__Instructions for the task__
Search the data for the word "renal". Reproduce every line where it is found.

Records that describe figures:
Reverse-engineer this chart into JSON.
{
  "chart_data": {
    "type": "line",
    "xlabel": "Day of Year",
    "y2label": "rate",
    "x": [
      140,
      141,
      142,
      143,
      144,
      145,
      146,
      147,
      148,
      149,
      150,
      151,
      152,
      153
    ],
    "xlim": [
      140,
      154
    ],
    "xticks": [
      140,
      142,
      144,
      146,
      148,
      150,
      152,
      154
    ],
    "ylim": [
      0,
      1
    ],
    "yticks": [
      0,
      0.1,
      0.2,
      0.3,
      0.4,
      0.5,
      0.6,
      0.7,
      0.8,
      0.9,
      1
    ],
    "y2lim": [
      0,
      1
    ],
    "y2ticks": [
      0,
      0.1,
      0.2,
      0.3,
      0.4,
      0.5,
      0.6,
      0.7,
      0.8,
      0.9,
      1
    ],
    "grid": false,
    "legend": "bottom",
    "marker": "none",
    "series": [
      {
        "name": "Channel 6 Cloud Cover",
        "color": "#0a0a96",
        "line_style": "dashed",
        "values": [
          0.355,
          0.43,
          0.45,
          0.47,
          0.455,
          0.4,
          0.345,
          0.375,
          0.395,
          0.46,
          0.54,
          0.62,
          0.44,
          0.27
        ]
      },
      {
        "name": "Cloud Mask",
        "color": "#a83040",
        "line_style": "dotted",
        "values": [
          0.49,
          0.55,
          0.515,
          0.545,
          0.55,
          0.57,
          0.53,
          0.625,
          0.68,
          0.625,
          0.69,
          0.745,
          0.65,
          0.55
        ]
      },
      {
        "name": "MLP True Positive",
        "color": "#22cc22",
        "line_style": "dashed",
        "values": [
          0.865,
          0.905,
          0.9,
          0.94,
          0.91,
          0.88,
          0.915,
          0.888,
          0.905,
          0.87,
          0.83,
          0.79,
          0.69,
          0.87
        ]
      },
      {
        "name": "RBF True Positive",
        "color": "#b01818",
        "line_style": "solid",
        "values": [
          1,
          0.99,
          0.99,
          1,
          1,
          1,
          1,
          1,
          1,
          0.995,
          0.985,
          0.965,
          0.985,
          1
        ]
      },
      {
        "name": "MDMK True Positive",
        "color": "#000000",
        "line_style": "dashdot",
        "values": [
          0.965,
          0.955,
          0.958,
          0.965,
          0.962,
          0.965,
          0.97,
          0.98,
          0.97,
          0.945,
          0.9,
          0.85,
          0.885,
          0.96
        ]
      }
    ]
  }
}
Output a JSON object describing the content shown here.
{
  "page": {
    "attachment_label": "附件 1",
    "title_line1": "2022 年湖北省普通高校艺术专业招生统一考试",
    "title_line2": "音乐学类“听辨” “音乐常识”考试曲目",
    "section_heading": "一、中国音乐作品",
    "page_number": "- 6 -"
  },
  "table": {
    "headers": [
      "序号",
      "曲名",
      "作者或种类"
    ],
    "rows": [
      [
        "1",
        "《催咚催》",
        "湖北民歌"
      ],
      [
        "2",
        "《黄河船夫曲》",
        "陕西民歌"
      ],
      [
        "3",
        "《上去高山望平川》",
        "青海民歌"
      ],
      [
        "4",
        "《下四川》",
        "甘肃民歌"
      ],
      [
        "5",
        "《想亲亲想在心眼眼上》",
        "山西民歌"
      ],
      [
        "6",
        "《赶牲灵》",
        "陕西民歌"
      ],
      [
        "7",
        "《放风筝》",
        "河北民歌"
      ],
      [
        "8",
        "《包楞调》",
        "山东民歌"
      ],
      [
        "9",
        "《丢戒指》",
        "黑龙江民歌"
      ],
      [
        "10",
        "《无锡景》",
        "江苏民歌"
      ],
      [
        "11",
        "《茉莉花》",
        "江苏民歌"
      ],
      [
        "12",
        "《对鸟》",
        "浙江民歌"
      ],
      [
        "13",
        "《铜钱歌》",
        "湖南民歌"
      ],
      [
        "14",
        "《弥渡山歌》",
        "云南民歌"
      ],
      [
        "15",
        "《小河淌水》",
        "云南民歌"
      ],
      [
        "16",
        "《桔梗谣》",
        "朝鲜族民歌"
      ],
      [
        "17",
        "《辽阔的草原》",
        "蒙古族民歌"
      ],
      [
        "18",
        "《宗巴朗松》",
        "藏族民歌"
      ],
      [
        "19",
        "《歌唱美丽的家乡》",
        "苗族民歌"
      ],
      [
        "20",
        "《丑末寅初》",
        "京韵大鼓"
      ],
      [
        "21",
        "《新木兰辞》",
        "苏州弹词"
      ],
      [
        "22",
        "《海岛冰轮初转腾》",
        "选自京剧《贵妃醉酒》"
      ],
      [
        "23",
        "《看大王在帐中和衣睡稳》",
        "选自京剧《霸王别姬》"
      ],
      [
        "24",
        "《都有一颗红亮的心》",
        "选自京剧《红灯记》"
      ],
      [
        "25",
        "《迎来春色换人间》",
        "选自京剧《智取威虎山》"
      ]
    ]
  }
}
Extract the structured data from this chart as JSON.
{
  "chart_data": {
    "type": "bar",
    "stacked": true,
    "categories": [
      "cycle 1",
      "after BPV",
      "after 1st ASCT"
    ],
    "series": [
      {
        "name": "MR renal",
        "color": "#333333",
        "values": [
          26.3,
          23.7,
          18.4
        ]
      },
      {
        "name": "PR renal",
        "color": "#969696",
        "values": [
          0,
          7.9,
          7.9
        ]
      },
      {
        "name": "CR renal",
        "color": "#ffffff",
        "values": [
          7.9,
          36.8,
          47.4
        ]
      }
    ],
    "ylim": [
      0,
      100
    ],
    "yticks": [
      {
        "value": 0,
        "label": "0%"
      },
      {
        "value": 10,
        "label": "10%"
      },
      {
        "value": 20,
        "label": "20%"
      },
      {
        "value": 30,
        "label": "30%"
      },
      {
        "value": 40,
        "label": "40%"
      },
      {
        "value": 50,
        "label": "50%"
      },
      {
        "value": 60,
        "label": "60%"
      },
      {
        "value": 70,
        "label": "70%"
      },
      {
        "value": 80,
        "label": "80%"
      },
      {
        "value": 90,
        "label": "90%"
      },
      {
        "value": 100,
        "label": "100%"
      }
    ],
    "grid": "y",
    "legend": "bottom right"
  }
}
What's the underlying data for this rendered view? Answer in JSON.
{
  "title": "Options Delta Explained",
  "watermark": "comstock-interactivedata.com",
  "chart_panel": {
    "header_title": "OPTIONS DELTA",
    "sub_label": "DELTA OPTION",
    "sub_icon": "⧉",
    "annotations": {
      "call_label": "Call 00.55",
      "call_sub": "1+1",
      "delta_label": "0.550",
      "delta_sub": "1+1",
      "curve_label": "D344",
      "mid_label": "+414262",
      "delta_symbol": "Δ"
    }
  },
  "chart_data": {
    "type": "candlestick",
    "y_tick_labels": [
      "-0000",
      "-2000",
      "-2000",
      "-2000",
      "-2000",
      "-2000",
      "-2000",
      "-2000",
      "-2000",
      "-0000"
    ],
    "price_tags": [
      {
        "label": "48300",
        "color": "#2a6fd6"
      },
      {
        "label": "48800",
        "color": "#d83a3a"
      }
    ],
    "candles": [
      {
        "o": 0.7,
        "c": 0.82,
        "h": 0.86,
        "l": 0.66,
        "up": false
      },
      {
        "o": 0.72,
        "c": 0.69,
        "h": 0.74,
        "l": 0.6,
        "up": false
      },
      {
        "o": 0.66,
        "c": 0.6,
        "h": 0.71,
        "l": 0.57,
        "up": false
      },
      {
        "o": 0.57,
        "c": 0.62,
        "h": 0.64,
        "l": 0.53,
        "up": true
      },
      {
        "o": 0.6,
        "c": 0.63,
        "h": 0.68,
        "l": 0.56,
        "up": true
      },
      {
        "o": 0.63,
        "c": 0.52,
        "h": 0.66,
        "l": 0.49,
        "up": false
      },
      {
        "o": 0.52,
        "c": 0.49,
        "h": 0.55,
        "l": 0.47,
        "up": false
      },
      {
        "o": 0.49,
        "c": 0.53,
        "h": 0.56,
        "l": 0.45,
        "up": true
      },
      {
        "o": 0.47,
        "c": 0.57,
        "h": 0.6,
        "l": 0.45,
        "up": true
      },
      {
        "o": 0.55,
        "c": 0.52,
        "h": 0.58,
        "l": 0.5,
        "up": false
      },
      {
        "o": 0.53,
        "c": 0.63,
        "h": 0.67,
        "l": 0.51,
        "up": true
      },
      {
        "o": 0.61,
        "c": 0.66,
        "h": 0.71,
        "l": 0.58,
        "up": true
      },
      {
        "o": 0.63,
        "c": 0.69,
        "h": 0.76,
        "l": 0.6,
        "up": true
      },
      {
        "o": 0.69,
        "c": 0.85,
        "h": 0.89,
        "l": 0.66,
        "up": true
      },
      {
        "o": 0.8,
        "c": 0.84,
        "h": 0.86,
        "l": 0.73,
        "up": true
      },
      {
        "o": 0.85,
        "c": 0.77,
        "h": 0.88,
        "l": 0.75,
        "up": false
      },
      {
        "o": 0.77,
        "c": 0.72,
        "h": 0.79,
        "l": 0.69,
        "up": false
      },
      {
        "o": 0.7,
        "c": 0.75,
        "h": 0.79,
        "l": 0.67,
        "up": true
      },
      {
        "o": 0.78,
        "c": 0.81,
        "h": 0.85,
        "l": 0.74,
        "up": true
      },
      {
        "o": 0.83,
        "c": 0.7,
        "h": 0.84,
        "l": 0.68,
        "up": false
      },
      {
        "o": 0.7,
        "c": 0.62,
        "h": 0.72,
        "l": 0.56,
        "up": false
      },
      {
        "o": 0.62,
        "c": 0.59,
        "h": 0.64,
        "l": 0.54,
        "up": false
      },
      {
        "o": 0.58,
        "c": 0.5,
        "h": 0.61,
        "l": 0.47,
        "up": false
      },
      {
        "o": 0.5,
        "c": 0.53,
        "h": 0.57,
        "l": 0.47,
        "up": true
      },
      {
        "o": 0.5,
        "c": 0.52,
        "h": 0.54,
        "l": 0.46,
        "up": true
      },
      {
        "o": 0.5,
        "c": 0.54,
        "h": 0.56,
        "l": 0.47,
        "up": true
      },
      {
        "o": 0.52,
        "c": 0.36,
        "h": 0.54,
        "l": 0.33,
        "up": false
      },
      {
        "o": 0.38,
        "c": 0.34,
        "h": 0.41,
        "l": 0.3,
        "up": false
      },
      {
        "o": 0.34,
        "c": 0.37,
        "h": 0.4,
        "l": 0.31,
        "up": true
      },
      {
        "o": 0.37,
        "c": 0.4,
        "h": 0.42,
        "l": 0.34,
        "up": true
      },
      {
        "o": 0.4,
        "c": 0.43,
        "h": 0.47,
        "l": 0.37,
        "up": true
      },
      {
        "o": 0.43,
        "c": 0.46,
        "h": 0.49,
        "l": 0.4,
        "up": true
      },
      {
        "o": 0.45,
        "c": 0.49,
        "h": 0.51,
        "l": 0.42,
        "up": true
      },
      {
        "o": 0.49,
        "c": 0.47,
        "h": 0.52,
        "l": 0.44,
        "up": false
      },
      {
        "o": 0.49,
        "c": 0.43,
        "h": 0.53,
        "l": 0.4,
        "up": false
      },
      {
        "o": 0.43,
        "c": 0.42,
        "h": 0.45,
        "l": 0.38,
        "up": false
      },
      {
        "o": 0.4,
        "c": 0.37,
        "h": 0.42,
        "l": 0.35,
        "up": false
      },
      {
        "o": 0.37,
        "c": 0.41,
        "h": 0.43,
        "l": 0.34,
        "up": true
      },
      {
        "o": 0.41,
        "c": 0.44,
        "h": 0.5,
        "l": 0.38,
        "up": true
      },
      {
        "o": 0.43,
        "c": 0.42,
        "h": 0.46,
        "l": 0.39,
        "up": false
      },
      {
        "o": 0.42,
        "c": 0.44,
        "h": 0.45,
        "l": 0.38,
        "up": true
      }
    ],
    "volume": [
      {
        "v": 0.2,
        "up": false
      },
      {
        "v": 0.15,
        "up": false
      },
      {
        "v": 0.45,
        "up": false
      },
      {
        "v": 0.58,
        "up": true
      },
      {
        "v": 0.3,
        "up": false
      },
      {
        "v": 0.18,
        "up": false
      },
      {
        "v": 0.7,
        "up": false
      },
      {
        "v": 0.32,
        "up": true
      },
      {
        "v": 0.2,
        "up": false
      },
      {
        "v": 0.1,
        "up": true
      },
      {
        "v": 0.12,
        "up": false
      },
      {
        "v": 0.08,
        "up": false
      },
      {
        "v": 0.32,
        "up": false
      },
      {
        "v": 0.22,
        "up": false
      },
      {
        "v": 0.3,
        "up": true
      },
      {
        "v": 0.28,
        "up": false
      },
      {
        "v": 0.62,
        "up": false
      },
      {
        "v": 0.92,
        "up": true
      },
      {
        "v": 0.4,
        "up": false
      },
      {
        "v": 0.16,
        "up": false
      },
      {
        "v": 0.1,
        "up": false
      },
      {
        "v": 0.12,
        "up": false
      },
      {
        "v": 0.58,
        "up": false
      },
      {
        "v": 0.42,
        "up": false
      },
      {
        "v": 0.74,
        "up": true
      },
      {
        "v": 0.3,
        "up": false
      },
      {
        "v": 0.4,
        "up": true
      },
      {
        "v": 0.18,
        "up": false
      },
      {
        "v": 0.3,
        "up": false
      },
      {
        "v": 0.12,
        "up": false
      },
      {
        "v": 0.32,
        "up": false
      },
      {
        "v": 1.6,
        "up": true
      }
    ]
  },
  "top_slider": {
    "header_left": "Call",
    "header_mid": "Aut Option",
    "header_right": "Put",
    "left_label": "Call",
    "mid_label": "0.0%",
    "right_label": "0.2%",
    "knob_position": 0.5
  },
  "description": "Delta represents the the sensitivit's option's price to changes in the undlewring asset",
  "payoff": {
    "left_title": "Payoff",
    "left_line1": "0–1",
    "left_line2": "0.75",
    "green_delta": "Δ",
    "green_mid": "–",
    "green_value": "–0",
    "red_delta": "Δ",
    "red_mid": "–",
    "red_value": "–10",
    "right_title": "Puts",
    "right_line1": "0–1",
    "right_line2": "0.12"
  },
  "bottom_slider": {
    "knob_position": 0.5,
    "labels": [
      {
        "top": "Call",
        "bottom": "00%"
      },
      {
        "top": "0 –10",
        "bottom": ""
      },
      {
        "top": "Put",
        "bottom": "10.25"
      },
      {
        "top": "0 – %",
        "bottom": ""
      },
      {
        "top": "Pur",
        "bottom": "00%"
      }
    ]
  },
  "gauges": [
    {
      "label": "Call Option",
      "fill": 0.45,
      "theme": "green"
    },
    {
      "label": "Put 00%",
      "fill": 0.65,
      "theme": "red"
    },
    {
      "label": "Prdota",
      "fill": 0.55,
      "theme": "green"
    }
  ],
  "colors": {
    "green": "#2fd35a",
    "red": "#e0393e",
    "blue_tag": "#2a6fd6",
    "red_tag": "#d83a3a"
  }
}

__Solution to the problem__
        "name": "MR renal",
        "name": "PR renal",
        "name": "CR renal",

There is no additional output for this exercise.